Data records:

╔══

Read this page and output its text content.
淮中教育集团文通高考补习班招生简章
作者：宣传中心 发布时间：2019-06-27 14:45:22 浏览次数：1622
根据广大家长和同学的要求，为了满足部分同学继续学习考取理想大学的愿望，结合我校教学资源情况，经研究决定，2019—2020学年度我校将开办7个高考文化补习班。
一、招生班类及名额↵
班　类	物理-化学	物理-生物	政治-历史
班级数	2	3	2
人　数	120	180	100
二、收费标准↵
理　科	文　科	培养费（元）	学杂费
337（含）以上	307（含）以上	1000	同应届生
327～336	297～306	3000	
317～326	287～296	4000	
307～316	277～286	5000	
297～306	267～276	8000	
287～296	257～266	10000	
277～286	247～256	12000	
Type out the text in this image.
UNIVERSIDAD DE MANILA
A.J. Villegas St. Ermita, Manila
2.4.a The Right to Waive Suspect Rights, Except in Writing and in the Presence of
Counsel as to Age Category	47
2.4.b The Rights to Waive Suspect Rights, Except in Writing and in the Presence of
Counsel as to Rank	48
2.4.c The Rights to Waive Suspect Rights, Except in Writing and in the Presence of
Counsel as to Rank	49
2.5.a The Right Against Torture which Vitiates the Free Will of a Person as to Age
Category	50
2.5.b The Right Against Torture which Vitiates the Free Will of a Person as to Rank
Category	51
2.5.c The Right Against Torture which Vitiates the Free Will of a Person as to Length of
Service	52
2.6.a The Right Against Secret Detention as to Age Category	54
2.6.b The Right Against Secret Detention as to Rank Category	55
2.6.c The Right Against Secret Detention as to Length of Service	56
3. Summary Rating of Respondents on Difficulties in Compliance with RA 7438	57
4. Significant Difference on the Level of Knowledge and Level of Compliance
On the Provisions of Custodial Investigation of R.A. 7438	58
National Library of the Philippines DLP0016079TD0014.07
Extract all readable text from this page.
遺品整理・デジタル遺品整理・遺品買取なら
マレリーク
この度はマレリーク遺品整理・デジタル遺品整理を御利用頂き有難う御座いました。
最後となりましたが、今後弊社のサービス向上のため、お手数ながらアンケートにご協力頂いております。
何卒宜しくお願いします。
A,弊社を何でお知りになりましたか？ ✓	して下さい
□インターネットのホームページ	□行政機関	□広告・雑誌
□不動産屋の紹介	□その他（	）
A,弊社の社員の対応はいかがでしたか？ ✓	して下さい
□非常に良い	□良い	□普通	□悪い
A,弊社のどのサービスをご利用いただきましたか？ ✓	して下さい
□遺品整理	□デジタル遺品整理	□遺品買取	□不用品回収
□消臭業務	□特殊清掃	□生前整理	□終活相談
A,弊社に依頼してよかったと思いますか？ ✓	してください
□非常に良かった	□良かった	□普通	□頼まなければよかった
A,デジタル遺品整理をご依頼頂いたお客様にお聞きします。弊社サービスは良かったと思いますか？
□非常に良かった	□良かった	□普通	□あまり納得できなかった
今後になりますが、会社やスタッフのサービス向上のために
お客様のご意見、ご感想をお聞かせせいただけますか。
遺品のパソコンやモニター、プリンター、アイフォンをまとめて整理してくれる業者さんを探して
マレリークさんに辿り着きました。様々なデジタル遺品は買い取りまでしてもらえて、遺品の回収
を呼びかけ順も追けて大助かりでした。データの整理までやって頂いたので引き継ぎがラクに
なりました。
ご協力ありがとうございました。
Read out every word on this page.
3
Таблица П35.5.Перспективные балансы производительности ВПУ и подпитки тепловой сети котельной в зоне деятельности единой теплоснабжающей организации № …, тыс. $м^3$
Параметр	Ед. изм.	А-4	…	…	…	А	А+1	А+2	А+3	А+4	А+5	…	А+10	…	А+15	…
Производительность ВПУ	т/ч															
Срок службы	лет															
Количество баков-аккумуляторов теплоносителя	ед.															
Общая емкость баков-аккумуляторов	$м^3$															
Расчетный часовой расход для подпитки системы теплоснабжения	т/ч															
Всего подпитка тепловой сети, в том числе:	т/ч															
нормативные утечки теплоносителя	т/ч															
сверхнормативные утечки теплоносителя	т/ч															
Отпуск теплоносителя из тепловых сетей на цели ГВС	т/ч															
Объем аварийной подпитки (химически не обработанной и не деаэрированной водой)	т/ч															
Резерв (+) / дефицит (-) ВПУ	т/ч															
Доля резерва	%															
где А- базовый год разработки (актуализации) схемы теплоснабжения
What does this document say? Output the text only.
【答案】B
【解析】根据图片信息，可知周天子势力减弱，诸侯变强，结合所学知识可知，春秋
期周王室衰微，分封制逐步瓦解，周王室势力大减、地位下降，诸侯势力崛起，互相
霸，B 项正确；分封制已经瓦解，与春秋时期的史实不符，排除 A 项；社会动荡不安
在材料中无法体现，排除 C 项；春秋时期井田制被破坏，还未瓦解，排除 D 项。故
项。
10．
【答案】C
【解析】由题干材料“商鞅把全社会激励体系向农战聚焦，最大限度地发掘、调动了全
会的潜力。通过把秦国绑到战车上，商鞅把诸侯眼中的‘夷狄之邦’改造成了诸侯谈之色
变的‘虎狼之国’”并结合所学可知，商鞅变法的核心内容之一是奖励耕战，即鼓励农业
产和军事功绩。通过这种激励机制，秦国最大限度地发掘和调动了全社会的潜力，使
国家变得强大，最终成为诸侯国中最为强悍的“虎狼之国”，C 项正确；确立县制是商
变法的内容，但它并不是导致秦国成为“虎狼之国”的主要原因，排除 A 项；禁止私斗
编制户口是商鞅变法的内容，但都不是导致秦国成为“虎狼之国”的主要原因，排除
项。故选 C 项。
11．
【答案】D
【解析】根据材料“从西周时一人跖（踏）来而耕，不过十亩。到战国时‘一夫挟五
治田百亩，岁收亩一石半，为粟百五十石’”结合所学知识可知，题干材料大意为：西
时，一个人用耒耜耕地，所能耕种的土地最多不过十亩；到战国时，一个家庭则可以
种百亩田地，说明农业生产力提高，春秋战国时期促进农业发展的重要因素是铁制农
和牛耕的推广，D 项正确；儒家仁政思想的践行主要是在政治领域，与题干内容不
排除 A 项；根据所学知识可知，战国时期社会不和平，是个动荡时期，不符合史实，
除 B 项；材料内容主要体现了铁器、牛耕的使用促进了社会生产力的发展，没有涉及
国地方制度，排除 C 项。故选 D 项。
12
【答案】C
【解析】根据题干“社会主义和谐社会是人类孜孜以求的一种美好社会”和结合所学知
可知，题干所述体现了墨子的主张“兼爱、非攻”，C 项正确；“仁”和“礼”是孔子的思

╚══

## The exercise
Extract all of the data exactly as written.

## Finished answer
Read this page and output its text content.
淮中教育集团文通高考补习班招生简章
作者：宣传中心 发布时间：2019-06-27 14:45:22 浏览次数：1622
根据广大家长和同学的要求，为了满足部分同学继续学习考取理想大学的愿望，结合我校教学资源情况，经研究决定，2019—2020学年度我校将开办7个高考文化补习班。
一、招生班类及名额↵
班　类	物理-化学	物理-生物	政治-历史
班级数	2	3	2
人　数	120	180	100
二、收费标准↵
理　科	文　科	培养费（元）	学杂费
337（含）以上	307（含）以上	1000	同应届生
327～336	297～306	3000	
317～326	287～296	4000	
307～316	277～286	5000	
297～306	267～276	8000	
287～296	257～266	10000	
277～286	247～256	12000	
Type out the text in this image.
UNIVERSIDAD DE MANILA
A.J. Villegas St. Ermita, Manila
2.4.a The Right to Waive Suspect Rights, Except in Writing and in the Presence of
Counsel as to Age Category	47
2.4.b The Rights to Waive Suspect Rights, Except in Writing and in the Presence of
Counsel as to Rank	48
2.4.c The Rights to Waive Suspect Rights, Except in Writing and in the Presence of
Counsel as to Rank	49
2.5.a The Right Against Torture which Vitiates the Free Will of a Person as to Age
Category	50
2.5.b The Right Against Torture which Vitiates the Free Will of a Person as to Rank
Category	51
2.5.c The Right Against Torture which Vitiates the Free Will of a Person as to Length of
Service	52
2.6.a The Right Against Secret Detention as to Age Category	54
2.6.b The Right Against Secret Detention as to Rank Category	55
2.6.c The Right Against Secret Detention as to Length of Service	56
3. Summary Rating of Respondents on Difficulties in Compliance with RA 7438	57
4. Significant Difference on the Level of Knowledge and Level of Compliance
On the Provisions of Custodial Investigation of R.A. 7438	58
National Library of the Philippines DLP0016079TD0014.07
Extract all readable text from this page.
遺品整理・デジタル遺品整理・遺品買取なら
マレリーク
この度はマレリーク遺品整理・デジタル遺品整理を御利用頂き有難う御座いました。
最後となりましたが、今後弊社のサービス向上のため、お手数ながらアンケートにご協力頂いております。
何卒宜しくお願いします。
A,弊社を何でお知りになりましたか？ ✓	して下さい
□インターネットのホームページ	□行政機関	□広告・雑誌
□不動産屋の紹介	□その他（	）
A,弊社の社員の対応はいかがでしたか？ ✓	して下さい
□非常に良い	□良い	□普通	□悪い
A,弊社のどのサービスをご利用いただきましたか？ ✓	して下さい
□遺品整理	□デジタル遺品整理	□遺品買取	□不用品回収
□消臭業務	□特殊清掃	□生前整理	□終活相談
A,弊社に依頼してよかったと思いますか？ ✓	してください
□非常に良かった	□良かった	□普通	□頼まなければよかった
A,デジタル遺品整理をご依頼頂いたお客様にお聞きします。弊社サービスは良かったと思いますか？
□非常に良かった	□良かった	□普通	□あまり納得できなかった
今後になりますが、会社やスタッフのサービス向上のために
お客様のご意見、ご感想をお聞かせせいただけますか。
遺品のパソコンやモニター、プリンター、アイフォンをまとめて整理してくれる業者さんを探して
マレリークさんに辿り着きました。様々なデジタル遺品は買い取りまでしてもらえて、遺品の回収
を呼びかけ順も追けて大助かりでした。データの整理までやって頂いたので引き継ぎがラクに
なりました。
ご協力ありがとうございました。
Read out every word on this page.
3
Таблица П35.5.Перспективные балансы производительности ВПУ и подпитки тепловой сети котельной в зоне деятельности единой теплоснабжающей организации № …, тыс. $м^3$
Параметр	Ед. изм.	А-4	…	…	…	А	А+1	А+2	А+3	А+4	А+5	…	А+10	…	А+15	…
Производительность ВПУ	т/ч															
Срок службы	лет															
Количество баков-аккумуляторов теплоносителя	ед.															
Общая емкость баков-аккумуляторов	$м^3$															
Расчетный часовой расход для подпитки системы теплоснабжения	т/ч															
Всего подпитка тепловой сети, в том числе:	т/ч															
нормативные утечки теплоносителя	т/ч															
сверхнормативные утечки теплоносителя	т/ч															
Отпуск теплоносителя из тепловых сетей на цели ГВС	т/ч															
Объем аварийной подпитки (химически не обработанной и не деаэрированной водой)	т/ч															
Резерв (+) / дефицит (-) ВПУ	т/ч															
Доля резерва	%															
где А- базовый год разработки (актуализации) схемы теплоснабжения
What does this document say? Output the text only.
【答案】B
【解析】根据图片信息，可知周天子势力减弱，诸侯变强，结合所学知识可知，春秋
期周王室衰微，分封制逐步瓦解，周王室势力大减、地位下降，诸侯势力崛起，互相
霸，B 项正确；分封制已经瓦解，与春秋时期的史实不符，排除 A 项；社会动荡不安
在材料中无法体现，排除 C 项；春秋时期井田制被破坏，还未瓦解，排除 D 项。故
项。
10．
【答案】C
【解析】由题干材料“商鞅把全社会激励体系向农战聚焦，最大限度地发掘、调动了全
会的潜力。通过把秦国绑到战车上，商鞅把诸侯眼中的‘夷狄之邦’改造成了诸侯谈之色
变的‘虎狼之国’”并结合所学可知，商鞅变法的核心内容之一是奖励耕战，即鼓励农业
产和军事功绩。通过这种激励机制，秦国最大限度地发掘和调动了全社会的潜力，使
国家变得强大，最终成为诸侯国中最为强悍的“虎狼之国”，C 项正确；确立县制是商
变法的内容，但它并不是导致秦国成为“虎狼之国”的主要原因，排除 A 项；禁止私斗
编制户口是商鞅变法的内容，但都不是导致秦国成为“虎狼之国”的主要原因，排除
项。故选 C 项。
11．
【答案】D
【解析】根据材料“从西周时一人跖（踏）来而耕，不过十亩。到战国时‘一夫挟五
治田百亩，岁收亩一石半，为粟百五十石’”结合所学知识可知，题干材料大意为：西
时，一个人用耒耜耕地，所能耕种的土地最多不过十亩；到战国时，一个家庭则可以
种百亩田地，说明农业生产力提高，春秋战国时期促进农业发展的重要因素是铁制农
和牛耕的推广，D 项正确；儒家仁政思想的践行主要是在政治领域，与题干内容不
排除 A 项；根据所学知识可知，战国时期社会不和平，是个动荡时期，不符合史实，
除 B 项；材料内容主要体现了铁器、牛耕的使用促进了社会生产力的发展，没有涉及
国地方制度，排除 C 项。故选 D 项。
12
【答案】C
【解析】根据题干“社会主义和谐社会是人类孜孜以求的一种美好社会”和结合所学知
可知，题干所述体现了墨子的主张“兼爱、非攻”，C 项正确；“仁”和“礼”是孔子的思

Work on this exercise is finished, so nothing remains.